§ **Texte fourni**

Ce trio soudé va vivre bien des aventures. Ils ne se jugent pas entre eux. Le reste de l’histoire est à découvrir en lisant ce roman ponctué de rencontres et où le destin semble malheureusement inéluctable. Vous y trouverez aussi des boxeurs, un chien et une fresque, mais je ne vous en dis pas davantage.

L’auteur a expliqué lors de la rencontre VLEEL sa difficulté à écrire après un premier roman aussi fort, à « retrouver son innocence ». Il a eu besoin de deux ans pour se lancer dans l’écriture de celui-ci. Et le même malaise l’a pris après la dernière ligne du « chien des étoiles ». Alors il fait une pause pour retrouver de la sérénité et il se concentre sur d’autres projets, comme l’adaptation en BD du « Démon de la colline aux loups » chez Dupuis.

Il ne fait pas de plan pour ses romans. Ses personnages apparaissent à lui et il les suit dans leur univers. Dans ses romans on retrouve des êtres cabossés, à l’enfance brisée. Et c’est peut-être son métier de journaliste judiciaire, les nombreux procès qu’il a couvert, qui le pousse à écrire ces histoires d’êtres fragiles qu’on aimerait protéger.

Le titre est un clin d’œil au livre de Jack London, « le vagabond des étoiles ».

La lecture à voix haute d’extraits a été un moment mémorable du VLEEL où j’ai particulièrement ressenti la langue du texte. Un livre certes différent du premier roman mais on y retrouve le style de Dimitri ; sorte de conte noir avec une voix singulière, une intensité et des personnages attachants. Un roman bouleversant, préparez vos mouchoirs pour la fin !

La superbe illustration de couverture est d’Amandine Bourbon-Toulan.

Note : 4.5 sur 5.

Incipit :
« – Regardez-moi cette gueule de crasse qu’est de retour !
Le père s’avance, son visage se fend d’un sourire. Il range son canif, jette le bout de bois qu’il était en train d’épointer, écarte les bras.
– ça, c’est la carne de mon sang, ça s’en va pas pour de bon à la première misère. Nom de nom mon fils, t’es beau comme si t’étais plus neuf qu’avant !
Il attrape Gio et le serre contre lui. »

« C’est le destin, mon garçon, et tu n’as pas les moyens de t’en payer un autre. »

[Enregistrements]
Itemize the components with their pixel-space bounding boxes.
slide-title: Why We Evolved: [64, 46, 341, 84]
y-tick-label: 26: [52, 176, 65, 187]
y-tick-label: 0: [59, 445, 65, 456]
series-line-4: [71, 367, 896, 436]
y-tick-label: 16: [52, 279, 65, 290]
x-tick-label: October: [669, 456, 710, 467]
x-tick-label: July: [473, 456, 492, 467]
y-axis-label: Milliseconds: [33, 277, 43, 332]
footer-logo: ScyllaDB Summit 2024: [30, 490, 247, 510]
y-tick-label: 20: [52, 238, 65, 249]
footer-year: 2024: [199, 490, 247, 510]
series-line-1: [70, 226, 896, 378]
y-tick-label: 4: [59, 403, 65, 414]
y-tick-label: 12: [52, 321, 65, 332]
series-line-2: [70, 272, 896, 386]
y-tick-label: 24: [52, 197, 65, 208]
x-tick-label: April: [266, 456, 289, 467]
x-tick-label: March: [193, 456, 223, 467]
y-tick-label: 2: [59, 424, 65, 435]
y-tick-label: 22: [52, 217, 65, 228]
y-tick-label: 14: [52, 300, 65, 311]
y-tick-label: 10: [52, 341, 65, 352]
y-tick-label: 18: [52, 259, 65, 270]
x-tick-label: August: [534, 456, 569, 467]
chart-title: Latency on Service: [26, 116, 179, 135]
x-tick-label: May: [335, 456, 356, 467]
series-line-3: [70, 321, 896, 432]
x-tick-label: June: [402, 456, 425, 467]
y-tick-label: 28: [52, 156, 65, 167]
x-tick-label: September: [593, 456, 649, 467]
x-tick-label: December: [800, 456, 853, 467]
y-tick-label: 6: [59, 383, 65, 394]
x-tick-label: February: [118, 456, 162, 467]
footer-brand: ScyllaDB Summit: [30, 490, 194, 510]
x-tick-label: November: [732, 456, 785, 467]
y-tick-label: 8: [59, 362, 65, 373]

§ **À faire**
[A] Dans le texte fourni, pourquoi l'auteur fait-il une pause après avoir écrit la dernière ligne du « chien des étoiles » ? Répondez en une à trois phrases.
[B] Traduisez en anglais cette phrase du texte fourni : « Ses personnages apparaissent à lui et il les suit dans leur univers. »
Ces lignes n'ont aucun rapport avec le texte fourni.

§ **Réponses par tâche**
[A] Après ce roman, il a ressenti le même malaise qu'après son premier livre : il avait du mal à écrire et à « retrouver son innocence ». Il fait donc une pause pour retrouver de la sérénité.

[B] His characters come to him, and he follows them into their world.